> **What is needed**:
Reproduce the entries below, swapping each occurrence of "data-point" for "data-marker" and leaving everything else unchanged.

Lines of data:
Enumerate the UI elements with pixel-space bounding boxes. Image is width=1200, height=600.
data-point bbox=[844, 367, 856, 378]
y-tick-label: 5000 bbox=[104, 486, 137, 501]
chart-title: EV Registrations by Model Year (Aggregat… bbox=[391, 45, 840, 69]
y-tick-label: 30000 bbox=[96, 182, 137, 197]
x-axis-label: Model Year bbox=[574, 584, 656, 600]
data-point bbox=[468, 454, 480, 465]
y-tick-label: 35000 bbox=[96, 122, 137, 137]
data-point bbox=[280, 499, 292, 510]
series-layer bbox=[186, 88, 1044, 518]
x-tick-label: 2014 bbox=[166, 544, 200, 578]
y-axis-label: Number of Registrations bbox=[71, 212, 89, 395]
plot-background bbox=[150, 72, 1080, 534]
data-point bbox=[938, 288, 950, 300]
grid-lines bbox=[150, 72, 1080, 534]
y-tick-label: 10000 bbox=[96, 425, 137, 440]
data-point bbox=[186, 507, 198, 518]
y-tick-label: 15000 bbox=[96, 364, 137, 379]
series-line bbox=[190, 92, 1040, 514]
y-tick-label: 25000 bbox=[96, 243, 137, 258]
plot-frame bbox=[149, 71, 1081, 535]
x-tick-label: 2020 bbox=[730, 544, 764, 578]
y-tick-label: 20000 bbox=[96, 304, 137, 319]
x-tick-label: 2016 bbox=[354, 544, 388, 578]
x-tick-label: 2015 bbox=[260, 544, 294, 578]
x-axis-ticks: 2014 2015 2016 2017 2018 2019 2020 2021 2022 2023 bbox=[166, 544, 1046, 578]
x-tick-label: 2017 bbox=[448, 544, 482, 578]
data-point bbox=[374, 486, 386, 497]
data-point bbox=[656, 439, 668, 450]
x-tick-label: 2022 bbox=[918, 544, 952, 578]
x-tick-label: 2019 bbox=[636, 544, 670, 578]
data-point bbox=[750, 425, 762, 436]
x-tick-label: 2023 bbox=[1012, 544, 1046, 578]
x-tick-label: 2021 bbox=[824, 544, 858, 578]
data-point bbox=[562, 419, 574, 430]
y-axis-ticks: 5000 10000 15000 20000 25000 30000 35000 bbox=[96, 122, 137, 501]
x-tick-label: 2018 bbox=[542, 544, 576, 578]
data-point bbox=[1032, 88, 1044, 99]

> **Complete response**:
Enumerate the UI elements with pixel-space bounding boxes. Image is width=1200, height=600.
data-marker bbox=[844, 367, 856, 378]
y-tick-label: 5000 bbox=[104, 486, 137, 501]
chart-title: EV Registrations by Model Year (Aggregat… bbox=[391, 45, 840, 69]
y-tick-label: 30000 bbox=[96, 182, 137, 197]
x-axis-label: Model Year bbox=[574, 584, 656, 600]
data-marker bbox=[468, 454, 480, 465]
y-tick-label: 35000 bbox=[96, 122, 137, 137]
data-marker bbox=[280, 499, 292, 510]
series-layer bbox=[186, 88, 1044, 518]
x-tick-label: 2014 bbox=[166, 544, 200, 578]
y-axis-label: Number of Registrations bbox=[71, 212, 89, 395]
plot-background bbox=[150, 72, 1080, 534]
data-marker bbox=[938, 288, 950, 300]
grid-lines bbox=[150, 72, 1080, 534]
y-tick-label: 10000 bbox=[96, 425, 137, 440]
data-marker bbox=[186, 507, 198, 518]
y-tick-label: 15000 bbox=[96, 364, 137, 379]
series-line bbox=[190, 92, 1040, 514]
y-tick-label: 25000 bbox=[96, 243, 137, 258]
plot-frame bbox=[149, 71, 1081, 535]
x-tick-label: 2020 bbox=[730, 544, 764, 578]
y-tick-label: 20000 bbox=[96, 304, 137, 319]
x-tick-label: 2016 bbox=[354, 544, 388, 578]
x-tick-label: 2015 bbox=[260, 544, 294, 578]
x-axis-ticks: 2014 2015 2016 2017 2018 2019 2020 2021 2022 2023 bbox=[166, 544, 1046, 578]
x-tick-label: 2017 bbox=[448, 544, 482, 578]
data-marker bbox=[374, 486, 386, 497]
data-marker bbox=[656, 439, 668, 450]
x-tick-label: 2022 bbox=[918, 544, 952, 578]
x-tick-label: 2019 bbox=[636, 544, 670, 578]
data-marker bbox=[750, 425, 762, 436]
x-tick-label: 2023 bbox=[1012, 544, 1046, 578]
x-tick-label: 2021 bbox=[824, 544, 858, 578]
data-marker bbox=[562, 419, 574, 430]
y-axis-ticks: 5000 10000 15000 20000 25000 30000 35000 bbox=[96, 122, 137, 501]
x-tick-label: 2018 bbox=[542, 544, 576, 578]
data-marker bbox=[1032, 88, 1044, 99]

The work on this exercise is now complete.